* **WHAT IS NEEDED**:
Please find all lines in the data that hold the string "State" and copy them.

* **ENTRIES SHOWN**:
....
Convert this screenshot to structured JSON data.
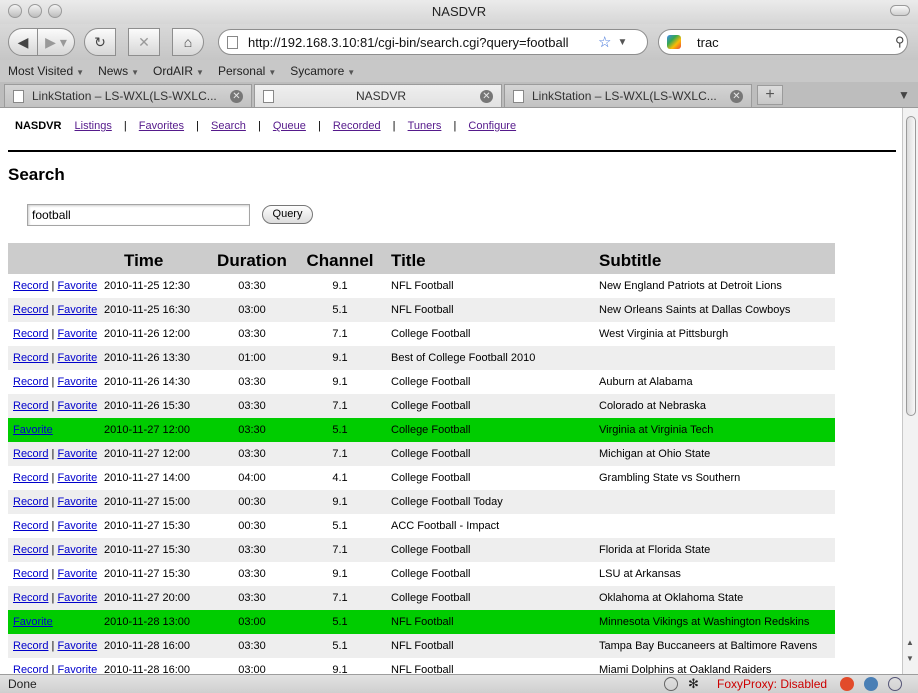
{
  "window": {
    "title": "NASDVR"
  },
  "toolbar": {
    "url": "http://192.168.3.10:81/cgi-bin/search.cgi?query=football",
    "search_value": "trac"
  },
  "bookmarks": [
    "Most Visited",
    "News",
    "OrdAIR",
    "Personal",
    "Sycamore"
  ],
  "tabs": [
    {
      "label": "LinkStation – LS-WXL(LS-WXLC..."
    },
    {
      "label": "NASDVR"
    },
    {
      "label": "LinkStation – LS-WXL(LS-WXLC..."
    }
  ],
  "page": {
    "brand": "NASDVR",
    "nav": [
      "Listings",
      "Favorites",
      "Search",
      "Queue",
      "Recorded",
      "Tuners",
      "Configure"
    ],
    "heading": "Search",
    "query_value": "football",
    "query_button": "Query",
    "columns": [
      "",
      "Time",
      "Duration",
      "Channel",
      "Title",
      "Subtitle"
    ],
    "record_label": "Record",
    "favorite_label": "Favorite",
    "rows": [
      {
        "time": "2010-11-25 12:30",
        "duration": "03:30",
        "channel": "9.1",
        "title": "NFL Football",
        "subtitle": "New England Patriots at Detroit Lions",
        "highlight": false
      },
      {
        "time": "2010-11-25 16:30",
        "duration": "03:00",
        "channel": "5.1",
        "title": "NFL Football",
        "subtitle": "New Orleans Saints at Dallas Cowboys",
        "highlight": false
      },
      {
        "time": "2010-11-26 12:00",
        "duration": "03:30",
        "channel": "7.1",
        "title": "College Football",
        "subtitle": "West Virginia at Pittsburgh",
        "highlight": false
      },
      {
        "time": "2010-11-26 13:30",
        "duration": "01:00",
        "channel": "9.1",
        "title": "Best of College Football 2010",
        "subtitle": "",
        "highlight": false
      },
      {
        "time": "2010-11-26 14:30",
        "duration": "03:30",
        "channel": "9.1",
        "title": "College Football",
        "subtitle": "Auburn at Alabama",
        "highlight": false
      },
      {
        "time": "2010-11-26 15:30",
        "duration": "03:30",
        "channel": "7.1",
        "title": "College Football",
        "subtitle": "Colorado at Nebraska",
        "highlight": false
      },
      {
        "time": "2010-11-27 12:00",
        "duration": "03:30",
        "channel": "5.1",
        "title": "College Football",
        "subtitle": "Virginia at Virginia Tech",
        "highlight": true
      },
      {
        "time": "2010-11-27 12:00",
        "duration": "03:30",
        "channel": "7.1",
        "title": "College Football",
        "subtitle": "Michigan at Ohio State",
        "highlight": false
      },
      {
        "time": "2010-11-27 14:00",
        "duration": "04:00",
        "channel": "4.1",
        "title": "College Football",
        "subtitle": "Grambling State vs Southern",
        "highlight": false
      },
      {
        "time": "2010-11-27 15:00",
        "duration": "00:30",
        "channel": "9.1",
        "title": "College Football Today",
        "subtitle": "",
        "highlight": false
      },
      {
        "time": "2010-11-27 15:30",
        "duration": "00:30",
        "channel": "5.1",
        "title": "ACC Football - Impact",
        "subtitle": "",
        "highlight": false
      },
      {
        "time": "2010-11-27 15:30",
        "duration": "03:30",
        "channel": "7.1",
        "title": "College Football",
        "subtitle": "Florida at Florida State",
        "highlight": false
      },
      {
        "time": "2010-11-27 15:30",
        "duration": "03:30",
        "channel": "9.1",
        "title": "College Football",
        "subtitle": "LSU at Arkansas",
        "highlight": false
      },
      {
        "time": "2010-11-27 20:00",
        "duration": "03:30",
        "channel": "7.1",
        "title": "College Football",
        "subtitle": "Oklahoma at Oklahoma State",
        "highlight": false
      },
      {
        "time": "2010-11-28 13:00",
        "duration": "03:00",
        "channel": "5.1",
        "title": "NFL Football",
        "subtitle": "Minnesota Vikings at Washington Redskins",
        "highlight": true
      },
      {
        "time": "2010-11-28 16:00",
        "duration": "03:30",
        "channel": "5.1",
        "title": "NFL Football",
        "subtitle": "Tampa Bay Buccaneers at Baltimore Ravens",
        "highlight": false
      },
      {
        "time": "2010-11-28 16:00",
        "duration": "03:00",
        "channel": "9.1",
        "title": "NFL Football",
        "subtitle": "Miami Dolphins at Oakland Raiders",
        "highlight": false
      }
    ]
  },
  "status": {
    "text": "Done",
    "proxy": "FoxyProxy: Disabled"
  },
  "colors": {
    "highlight_row": "#00cc00",
    "stripe_row": "#eeeeee",
    "header_row": "#cccccc",
    "link": "#0000cc",
    "visited_link": "#551a8b",
    "proxy_text": "#cc0000"
  }
}
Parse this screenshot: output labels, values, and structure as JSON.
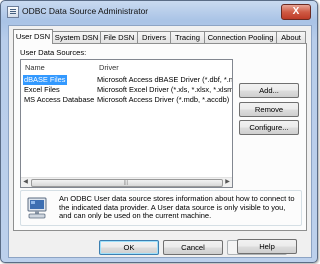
{
  "window": {
    "title": "ODBC Data Source Administrator",
    "close_label": "X"
  },
  "tabs": [
    {
      "label": "User DSN"
    },
    {
      "label": "System DSN"
    },
    {
      "label": "File DSN"
    },
    {
      "label": "Drivers"
    },
    {
      "label": "Tracing"
    },
    {
      "label": "Connection Pooling"
    },
    {
      "label": "About"
    }
  ],
  "panel": {
    "section_label": "User Data Sources:",
    "columns": {
      "name": "Name",
      "driver": "Driver"
    },
    "rows": [
      {
        "name": "dBASE Files",
        "driver": "Microsoft Access dBASE Driver (*.dbf, *.ndx",
        "selected": true
      },
      {
        "name": "Excel Files",
        "driver": "Microsoft Excel Driver (*.xls, *.xlsx, *.xlsm, *.x",
        "selected": false
      },
      {
        "name": "MS Access Database",
        "driver": "Microsoft Access Driver (*.mdb, *.accdb)",
        "selected": false
      }
    ],
    "buttons": {
      "add": "Add...",
      "remove": "Remove",
      "configure": "Configure..."
    },
    "info_text": "An ODBC User data source stores information about how to connect to the indicated data provider.   A User data source is only visible to you, and can only be used on the current machine."
  },
  "footer": {
    "ok": "OK",
    "cancel": "Cancel",
    "apply": "Apply",
    "help": "Help"
  },
  "colors": {
    "selection": "#3399ff",
    "title_gradient": "#b8cdea",
    "close_button": "#cf5b45"
  }
}
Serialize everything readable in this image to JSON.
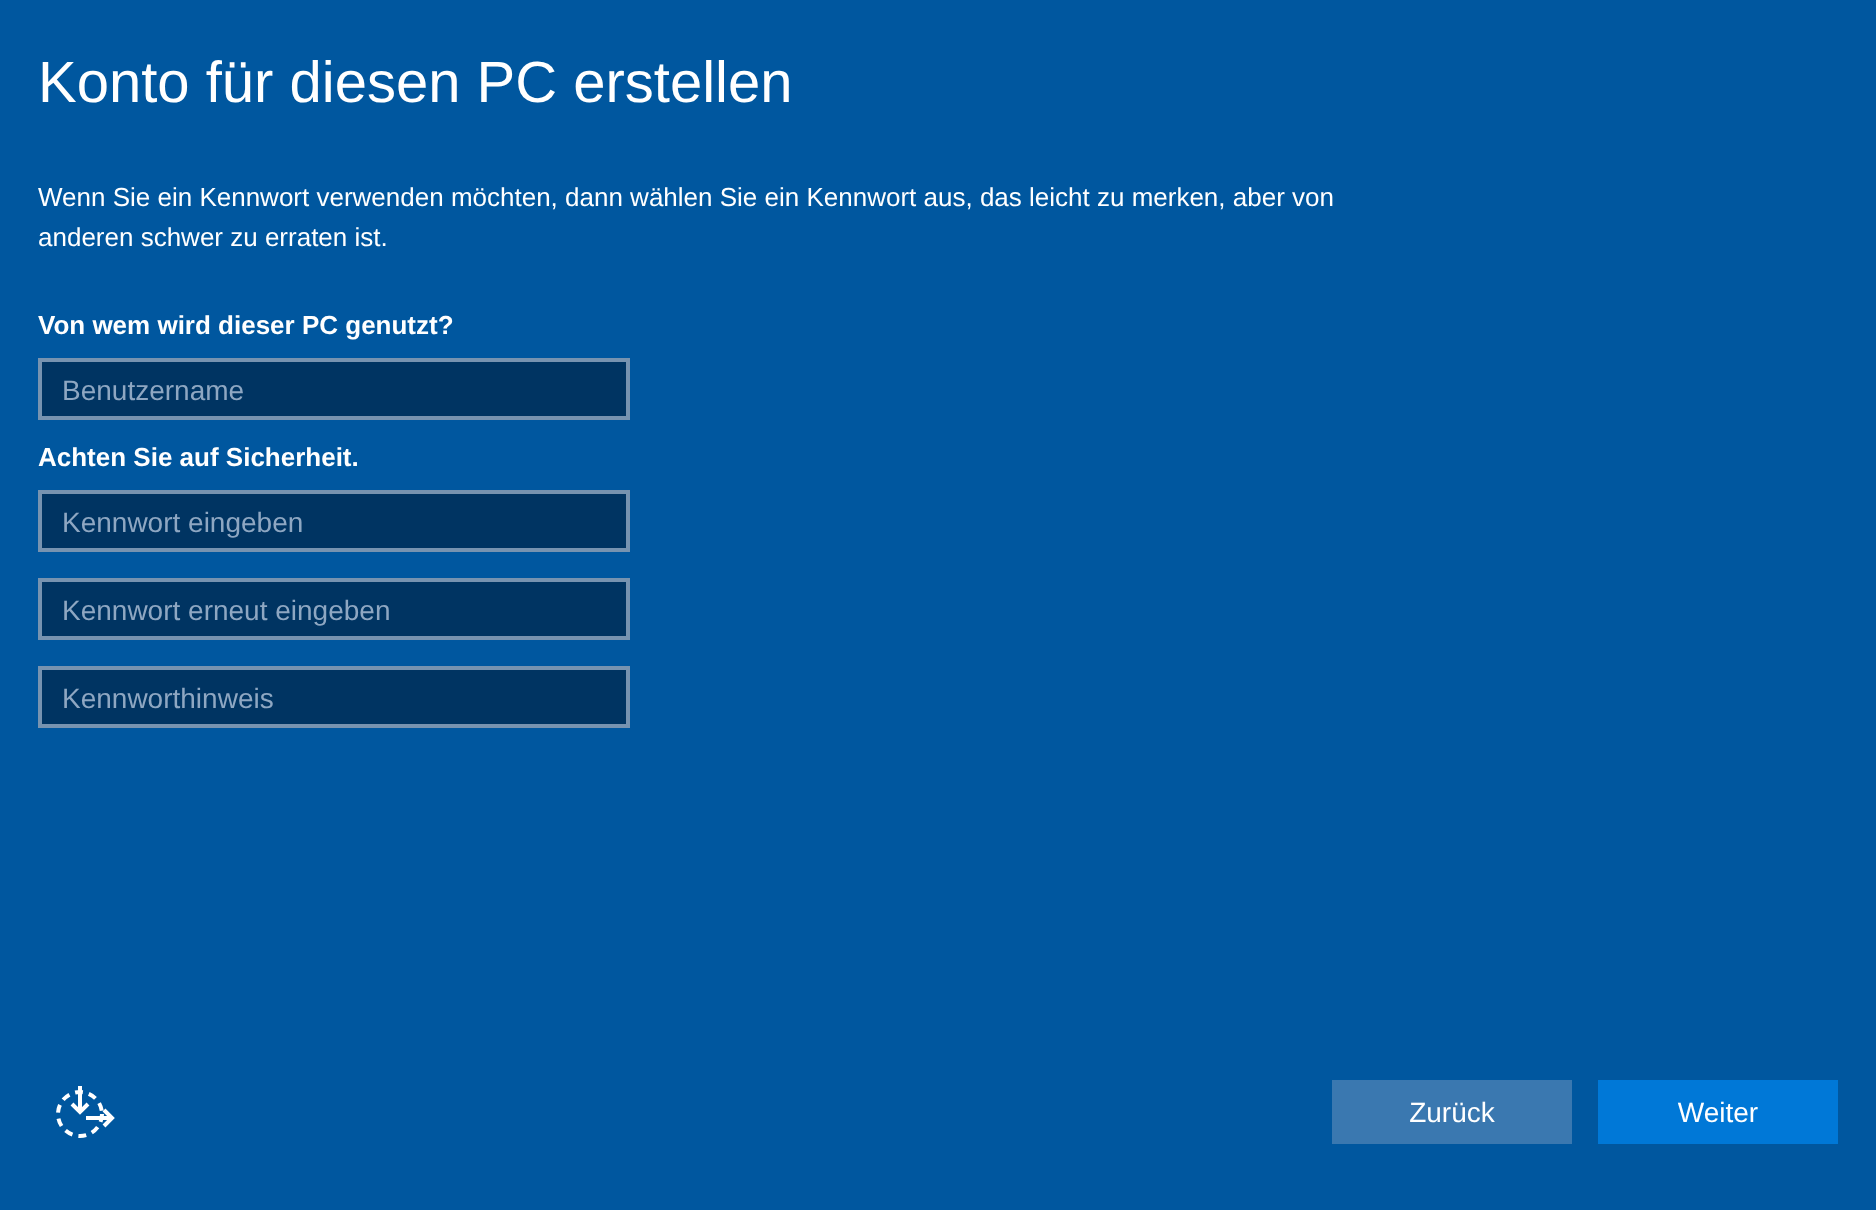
{
  "title": "Konto für diesen PC erstellen",
  "intro": "Wenn Sie ein Kennwort verwenden möchten, dann wählen Sie ein Kennwort aus, das leicht zu merken, aber von anderen schwer zu erraten ist.",
  "sections": [
    {
      "heading": "Von wem wird dieser PC genutzt?",
      "fields": [
        {
          "placeholder": "Benutzername"
        }
      ]
    },
    {
      "heading": "Achten Sie auf Sicherheit.",
      "fields": [
        {
          "placeholder": "Kennwort eingeben"
        },
        {
          "placeholder": "Kennwort erneut eingeben"
        },
        {
          "placeholder": "Kennworthinweis"
        }
      ]
    }
  ],
  "buttons": [
    {
      "label": "Zurück",
      "kind": "secondary"
    },
    {
      "label": "Weiter",
      "kind": "primary"
    }
  ]
}
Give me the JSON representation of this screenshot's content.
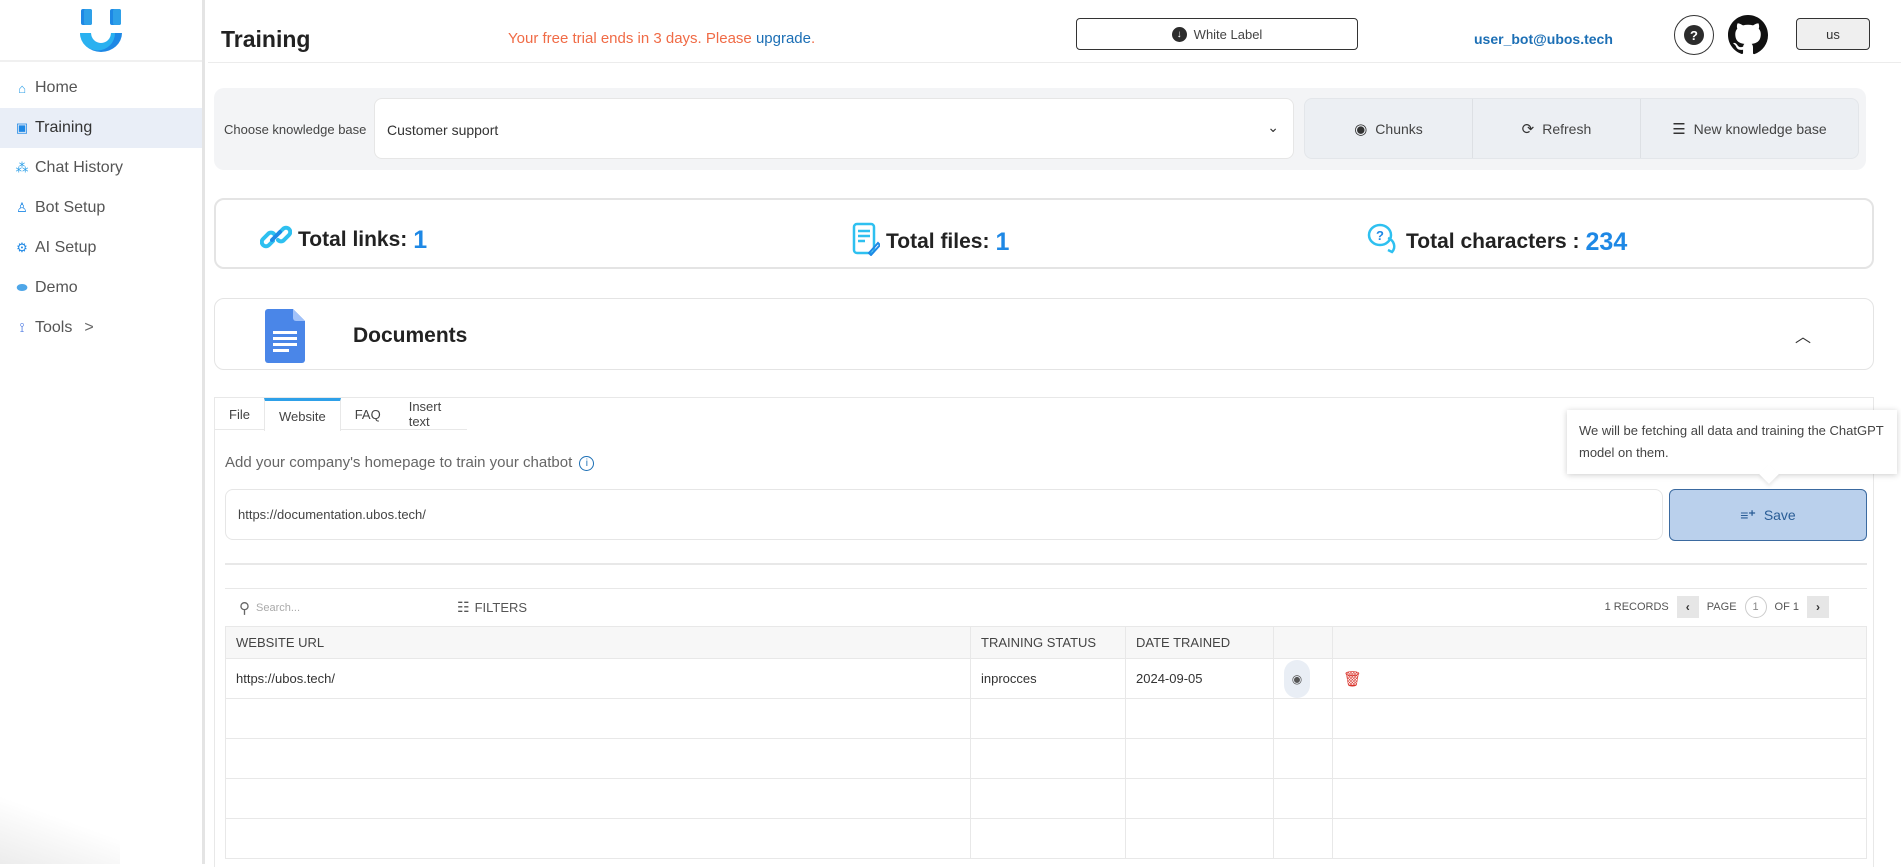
{
  "app": {
    "page_title": "Training"
  },
  "sidebar": {
    "items": [
      {
        "label": "Home",
        "icon": "home-icon"
      },
      {
        "label": "Training",
        "icon": "training-icon",
        "active": true
      },
      {
        "label": "Chat History",
        "icon": "chat-history-icon"
      },
      {
        "label": "Bot Setup",
        "icon": "bot-icon"
      },
      {
        "label": "AI Setup",
        "icon": "gear-icon"
      },
      {
        "label": "Demo",
        "icon": "demo-icon"
      },
      {
        "label": "Tools",
        "icon": "tools-icon",
        "chevron": ">"
      }
    ]
  },
  "topbar": {
    "trial_text": "Your free trial ends in 3 days. Please ",
    "upgrade_link": "upgrade",
    "trial_end": ".",
    "white_label_button": "White Label",
    "user_email": "user_bot@ubos.tech",
    "help_icon": "?",
    "language_button": "us"
  },
  "knowledge_base": {
    "label": "Choose knowledge base",
    "selected": "Customer support",
    "actions": [
      {
        "label": "Chunks",
        "icon": "eye-icon"
      },
      {
        "label": "Refresh",
        "icon": "refresh-icon"
      },
      {
        "label": "New knowledge base",
        "icon": "layers-plus-icon"
      }
    ]
  },
  "stats": {
    "links_label": "Total links:",
    "links_value": "1",
    "files_label": "Total files:",
    "files_value": "1",
    "chars_label": "Total characters :",
    "chars_value": "234"
  },
  "documents": {
    "title": "Documents"
  },
  "tabs": [
    {
      "label": "File"
    },
    {
      "label": "Website",
      "active": true
    },
    {
      "label": "FAQ"
    },
    {
      "label": "Insert text"
    }
  ],
  "website": {
    "hint": "Add your company's homepage to train your chatbot",
    "url_value": "https://documentation.ubos.tech/",
    "save_label": "Save",
    "tooltip": "We will be fetching all data and training the ChatGPT model on them."
  },
  "table": {
    "search_placeholder": "Search...",
    "filters_label": "FILTERS",
    "records": "1 RECORDS",
    "page_label": "PAGE",
    "page_current": "1",
    "page_of": "OF 1",
    "columns": [
      "WEBSITE URL",
      "TRAINING STATUS",
      "DATE TRAINED",
      "",
      ""
    ],
    "rows": [
      {
        "url": "https://ubos.tech/",
        "status": "inprocces",
        "date": "2024-09-05"
      }
    ]
  },
  "colors": {
    "accent": "#1e88e5",
    "trial": "#f06b46",
    "link": "#1c6fb5",
    "delete": "#d9332b",
    "save_bg": "#bad0ec"
  }
}
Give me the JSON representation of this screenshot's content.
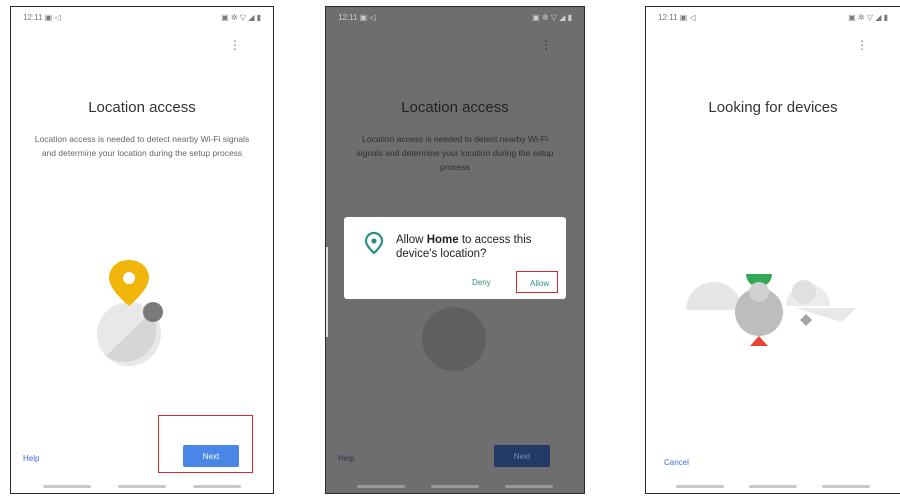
{
  "status_bar": {
    "time": "12:11",
    "left_icons": "▣ ◁",
    "right_icons": "▣ ✲ ▽ ◢ ▮"
  },
  "screen1": {
    "title": "Location access",
    "description": "Location access is needed to detect nearby Wi-Fi signals and determine your location during the setup process",
    "help_label": "Help",
    "next_label": "Next"
  },
  "screen2": {
    "title": "Location access",
    "description": "Location access is needed to detect nearby Wi-Fi signals and determine your location during the setup process",
    "dialog": {
      "prefix": "Allow ",
      "app_name": "Home",
      "suffix": " to access this device's location?",
      "deny_label": "Deny",
      "allow_label": "Allow"
    },
    "help_label": "Help",
    "next_label": "Next"
  },
  "screen3": {
    "title": "Looking for devices",
    "cancel_label": "Cancel"
  },
  "colors": {
    "accent_blue": "#4a86e8",
    "highlight_red": "#d9272f",
    "pin_yellow": "#f2b50a",
    "dialog_teal": "#2d8f84",
    "device_green": "#34a853",
    "device_red": "#ea4335"
  }
}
....
* **TASK SOLUTION**:
        "subtitle": "Michigan at Ohio State",
        "subtitle": "Grambling State vs Southern",
        "subtitle": "Florida at Florida State",
        "subtitle": "Oklahoma at Oklahoma State",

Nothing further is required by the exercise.